== Instructions for the task ==
Your task is to give the listing below back word for word, pictures excluded.

>> Start

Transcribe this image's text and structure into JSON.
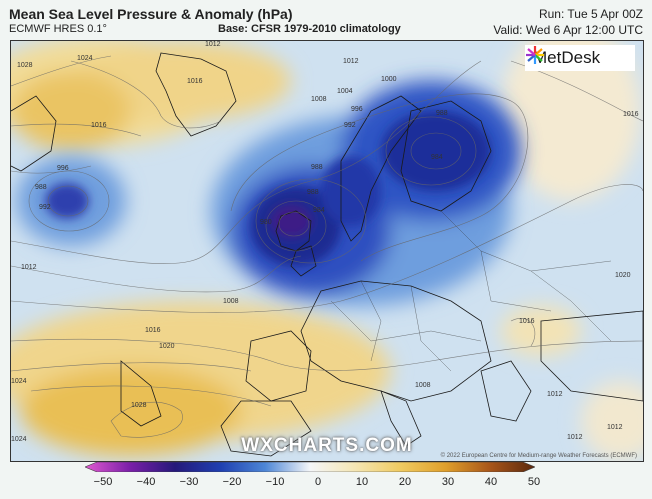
{
  "header": {
    "title": "Mean Sea Level Pressure & Anomaly (hPa)",
    "model": "ECMWF HRES 0.1°",
    "base": "Base: CFSR 1979-2010 climatology",
    "run": "Run: Tue 5 Apr 00Z",
    "valid": "Valid: Wed 6 Apr 12:00 UTC"
  },
  "logo": {
    "text": "MetDesk"
  },
  "watermark": "WXCHARTS.COM",
  "copyright": "© 2022 European Centre for Medium-range Weather Forecasts (ECMWF)",
  "colorbar": {
    "ticks": [
      "−50",
      "−40",
      "−30",
      "−20",
      "−10",
      "0",
      "10",
      "20",
      "30",
      "40",
      "50"
    ],
    "colors": [
      "#e05ad0",
      "#7a1fa8",
      "#25197a",
      "#1f3fb0",
      "#4d86d6",
      "#bfdaf0",
      "#f4f0e0",
      "#f3d98a",
      "#e9b33c",
      "#c8741c",
      "#7a3a12"
    ]
  },
  "isobars": {
    "labels": [
      "1028",
      "1024",
      "1016",
      "1012",
      "1016",
      "1012",
      "1008",
      "1004",
      "1000",
      "996",
      "992",
      "988",
      "984",
      "996",
      "988",
      "992",
      "988",
      "984",
      "980",
      "988",
      "1012",
      "1016",
      "1020",
      "1028",
      "1024",
      "1024",
      "1016",
      "1008",
      "1008",
      "1012",
      "1012",
      "1016",
      "1012",
      "1020"
    ]
  }
}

>> End

== Exercise solution ==
Transcribe this image's text and structure into JSON.
{
  "header": {
    "title": "Mean Sea Level Pressure & Anomaly (hPa)",
    "model": "ECMWF HRES 0.1°",
    "base": "Base: CFSR 1979-2010 climatology",
    "run": "Run: Tue 5 Apr 00Z",
    "valid": "Valid: Wed 6 Apr 12:00 UTC"
  },
  "logo": {
    "text": "MetDesk"
  },
  "watermark": "WXCHARTS.COM",
  "copyright": "© 2022 European Centre for Medium-range Weather Forecasts (ECMWF)",
  "colorbar": {
    "ticks": [
      "−50",
      "−40",
      "−30",
      "−20",
      "−10",
      "0",
      "10",
      "20",
      "30",
      "40",
      "50"
    ],
    "colors": [
      "#e05ad0",
      "#7a1fa8",
      "#25197a",
      "#1f3fb0",
      "#4d86d6",
      "#bfdaf0",
      "#f4f0e0",
      "#f3d98a",
      "#e9b33c",
      "#c8741c",
      "#7a3a12"
    ]
  },
  "isobars": {
    "labels": [
      "1028",
      "1024",
      "1016",
      "1012",
      "1016",
      "1012",
      "1008",
      "1004",
      "1000",
      "996",
      "992",
      "988",
      "984",
      "996",
      "988",
      "992",
      "988",
      "984",
      "980",
      "988",
      "1012",
      "1016",
      "1020",
      "1028",
      "1024",
      "1024",
      "1016",
      "1008",
      "1008",
      "1012",
      "1012",
      "1016",
      "1012",
      "1020"
    ]
  }
}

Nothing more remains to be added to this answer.